Stored records
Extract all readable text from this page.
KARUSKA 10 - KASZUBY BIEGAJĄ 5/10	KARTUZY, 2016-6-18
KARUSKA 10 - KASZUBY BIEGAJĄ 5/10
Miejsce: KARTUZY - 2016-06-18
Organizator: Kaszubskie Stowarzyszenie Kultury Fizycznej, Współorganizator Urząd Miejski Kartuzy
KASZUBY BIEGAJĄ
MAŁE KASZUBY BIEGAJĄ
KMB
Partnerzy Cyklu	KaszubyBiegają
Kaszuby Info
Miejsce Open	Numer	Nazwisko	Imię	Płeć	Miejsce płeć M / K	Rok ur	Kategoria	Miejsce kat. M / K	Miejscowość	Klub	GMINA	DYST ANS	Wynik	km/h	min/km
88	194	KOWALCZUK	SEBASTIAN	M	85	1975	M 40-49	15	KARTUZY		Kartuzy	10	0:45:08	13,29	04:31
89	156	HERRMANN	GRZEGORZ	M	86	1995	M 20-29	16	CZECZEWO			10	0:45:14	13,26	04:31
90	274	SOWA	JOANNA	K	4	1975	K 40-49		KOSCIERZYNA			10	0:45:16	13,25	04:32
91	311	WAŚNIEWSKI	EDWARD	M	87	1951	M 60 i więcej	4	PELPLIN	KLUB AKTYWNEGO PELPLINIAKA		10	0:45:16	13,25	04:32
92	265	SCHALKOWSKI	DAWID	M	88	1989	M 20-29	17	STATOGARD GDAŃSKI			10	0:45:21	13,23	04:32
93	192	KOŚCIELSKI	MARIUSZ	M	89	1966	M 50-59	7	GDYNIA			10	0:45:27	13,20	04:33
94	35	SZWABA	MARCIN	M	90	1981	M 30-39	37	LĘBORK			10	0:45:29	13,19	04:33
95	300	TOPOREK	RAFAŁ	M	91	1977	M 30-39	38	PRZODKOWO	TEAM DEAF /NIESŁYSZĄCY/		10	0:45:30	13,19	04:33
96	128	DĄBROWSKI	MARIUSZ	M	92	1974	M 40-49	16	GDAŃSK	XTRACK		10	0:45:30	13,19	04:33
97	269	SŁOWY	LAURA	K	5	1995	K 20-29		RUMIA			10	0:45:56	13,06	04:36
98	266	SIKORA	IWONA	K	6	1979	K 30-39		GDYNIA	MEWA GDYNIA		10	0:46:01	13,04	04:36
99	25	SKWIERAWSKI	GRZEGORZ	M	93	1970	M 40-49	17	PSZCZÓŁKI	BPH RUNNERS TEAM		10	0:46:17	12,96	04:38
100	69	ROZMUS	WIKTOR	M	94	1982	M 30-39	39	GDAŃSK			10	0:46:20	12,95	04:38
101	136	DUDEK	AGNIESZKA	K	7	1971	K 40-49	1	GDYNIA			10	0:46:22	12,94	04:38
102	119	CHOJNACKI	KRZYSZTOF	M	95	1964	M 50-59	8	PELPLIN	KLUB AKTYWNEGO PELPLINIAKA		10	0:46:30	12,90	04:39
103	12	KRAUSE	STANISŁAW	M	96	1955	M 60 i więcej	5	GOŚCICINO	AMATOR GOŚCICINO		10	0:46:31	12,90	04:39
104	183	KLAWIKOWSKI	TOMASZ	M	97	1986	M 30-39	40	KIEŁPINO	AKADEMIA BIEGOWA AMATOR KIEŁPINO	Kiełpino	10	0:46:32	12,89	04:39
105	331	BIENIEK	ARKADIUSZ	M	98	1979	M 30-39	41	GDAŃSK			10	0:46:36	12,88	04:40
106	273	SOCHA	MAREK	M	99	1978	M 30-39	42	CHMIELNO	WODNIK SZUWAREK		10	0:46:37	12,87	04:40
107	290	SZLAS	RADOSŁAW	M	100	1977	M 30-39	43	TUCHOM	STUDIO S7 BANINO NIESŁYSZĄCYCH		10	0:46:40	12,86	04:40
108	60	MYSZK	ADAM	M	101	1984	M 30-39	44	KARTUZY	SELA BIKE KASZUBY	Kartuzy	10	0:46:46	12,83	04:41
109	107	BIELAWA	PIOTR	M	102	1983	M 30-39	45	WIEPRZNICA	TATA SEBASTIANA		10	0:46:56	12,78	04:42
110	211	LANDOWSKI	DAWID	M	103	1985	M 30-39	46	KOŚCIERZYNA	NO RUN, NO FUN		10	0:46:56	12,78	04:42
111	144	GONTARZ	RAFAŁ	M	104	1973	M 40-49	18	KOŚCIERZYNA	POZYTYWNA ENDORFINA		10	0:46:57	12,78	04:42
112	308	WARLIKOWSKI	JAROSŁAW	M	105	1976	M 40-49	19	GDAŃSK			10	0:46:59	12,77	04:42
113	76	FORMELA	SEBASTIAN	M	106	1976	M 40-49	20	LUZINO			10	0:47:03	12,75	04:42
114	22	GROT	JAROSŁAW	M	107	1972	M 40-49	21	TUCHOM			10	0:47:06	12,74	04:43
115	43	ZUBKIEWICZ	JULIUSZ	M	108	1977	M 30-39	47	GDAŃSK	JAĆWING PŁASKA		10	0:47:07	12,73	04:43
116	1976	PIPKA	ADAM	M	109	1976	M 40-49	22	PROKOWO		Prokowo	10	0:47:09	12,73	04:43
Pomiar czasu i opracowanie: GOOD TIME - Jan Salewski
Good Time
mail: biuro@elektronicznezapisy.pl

§ **Your objective**
Each line above is to be repeated exactly.

§ **Answer to this task**
Extract all readable text from this page.
KARUSKA 10 - KASZUBY BIEGAJĄ 5/10	KARTUZY, 2016-6-18
KARUSKA 10 - KASZUBY BIEGAJĄ 5/10
Miejsce: KARTUZY - 2016-06-18
Organizator: Kaszubskie Stowarzyszenie Kultury Fizycznej, Współorganizator Urząd Miejski Kartuzy
KASZUBY BIEGAJĄ
MAŁE KASZUBY BIEGAJĄ
KMB
Partnerzy Cyklu	KaszubyBiegają
Kaszuby Info
Miejsce Open	Numer	Nazwisko	Imię	Płeć	Miejsce płeć M / K	Rok ur	Kategoria	Miejsce kat. M / K	Miejscowość	Klub	GMINA	DYST ANS	Wynik	km/h	min/km
88	194	KOWALCZUK	SEBASTIAN	M	85	1975	M 40-49	15	KARTUZY		Kartuzy	10	0:45:08	13,29	04:31
89	156	HERRMANN	GRZEGORZ	M	86	1995	M 20-29	16	CZECZEWO			10	0:45:14	13,26	04:31
90	274	SOWA	JOANNA	K	4	1975	K 40-49		KOSCIERZYNA			10	0:45:16	13,25	04:32
91	311	WAŚNIEWSKI	EDWARD	M	87	1951	M 60 i więcej	4	PELPLIN	KLUB AKTYWNEGO PELPLINIAKA		10	0:45:16	13,25	04:32
92	265	SCHALKOWSKI	DAWID	M	88	1989	M 20-29	17	STATOGARD GDAŃSKI			10	0:45:21	13,23	04:32
93	192	KOŚCIELSKI	MARIUSZ	M	89	1966	M 50-59	7	GDYNIA			10	0:45:27	13,20	04:33
94	35	SZWABA	MARCIN	M	90	1981	M 30-39	37	LĘBORK			10	0:45:29	13,19	04:33
95	300	TOPOREK	RAFAŁ	M	91	1977	M 30-39	38	PRZODKOWO	TEAM DEAF /NIESŁYSZĄCY/		10	0:45:30	13,19	04:33
96	128	DĄBROWSKI	MARIUSZ	M	92	1974	M 40-49	16	GDAŃSK	XTRACK		10	0:45:30	13,19	04:33
97	269	SŁOWY	LAURA	K	5	1995	K 20-29		RUMIA			10	0:45:56	13,06	04:36
98	266	SIKORA	IWONA	K	6	1979	K 30-39		GDYNIA	MEWA GDYNIA		10	0:46:01	13,04	04:36
99	25	SKWIERAWSKI	GRZEGORZ	M	93	1970	M 40-49	17	PSZCZÓŁKI	BPH RUNNERS TEAM		10	0:46:17	12,96	04:38
100	69	ROZMUS	WIKTOR	M	94	1982	M 30-39	39	GDAŃSK			10	0:46:20	12,95	04:38
101	136	DUDEK	AGNIESZKA	K	7	1971	K 40-49	1	GDYNIA			10	0:46:22	12,94	04:38
102	119	CHOJNACKI	KRZYSZTOF	M	95	1964	M 50-59	8	PELPLIN	KLUB AKTYWNEGO PELPLINIAKA		10	0:46:30	12,90	04:39
103	12	KRAUSE	STANISŁAW	M	96	1955	M 60 i więcej	5	GOŚCICINO	AMATOR GOŚCICINO		10	0:46:31	12,90	04:39
104	183	KLAWIKOWSKI	TOMASZ	M	97	1986	M 30-39	40	KIEŁPINO	AKADEMIA BIEGOWA AMATOR KIEŁPINO	Kiełpino	10	0:46:32	12,89	04:39
105	331	BIENIEK	ARKADIUSZ	M	98	1979	M 30-39	41	GDAŃSK			10	0:46:36	12,88	04:40
106	273	SOCHA	MAREK	M	99	1978	M 30-39	42	CHMIELNO	WODNIK SZUWAREK		10	0:46:37	12,87	04:40
107	290	SZLAS	RADOSŁAW	M	100	1977	M 30-39	43	TUCHOM	STUDIO S7 BANINO NIESŁYSZĄCYCH		10	0:46:40	12,86	04:40
108	60	MYSZK	ADAM	M	101	1984	M 30-39	44	KARTUZY	SELA BIKE KASZUBY	Kartuzy	10	0:46:46	12,83	04:41
109	107	BIELAWA	PIOTR	M	102	1983	M 30-39	45	WIEPRZNICA	TATA SEBASTIANA		10	0:46:56	12,78	04:42
110	211	LANDOWSKI	DAWID	M	103	1985	M 30-39	46	KOŚCIERZYNA	NO RUN, NO FUN		10	0:46:56	12,78	04:42
111	144	GONTARZ	RAFAŁ	M	104	1973	M 40-49	18	KOŚCIERZYNA	POZYTYWNA ENDORFINA		10	0:46:57	12,78	04:42
112	308	WARLIKOWSKI	JAROSŁAW	M	105	1976	M 40-49	19	GDAŃSK			10	0:46:59	12,77	04:42
113	76	FORMELA	SEBASTIAN	M	106	1976	M 40-49	20	LUZINO			10	0:47:03	12,75	04:42
114	22	GROT	JAROSŁAW	M	107	1972	M 40-49	21	TUCHOM			10	0:47:06	12,74	04:43
115	43	ZUBKIEWICZ	JULIUSZ	M	108	1977	M 30-39	47	GDAŃSK	JAĆWING PŁASKA		10	0:47:07	12,73	04:43
116	1976	PIPKA	ADAM	M	109	1976	M 40-49	22	PROKOWO		Prokowo	10	0:47:09	12,73	04:43
Pomiar czasu i opracowanie: GOOD TIME - Jan Salewski
Good Time
mail: biuro@elektronicznezapisy.pl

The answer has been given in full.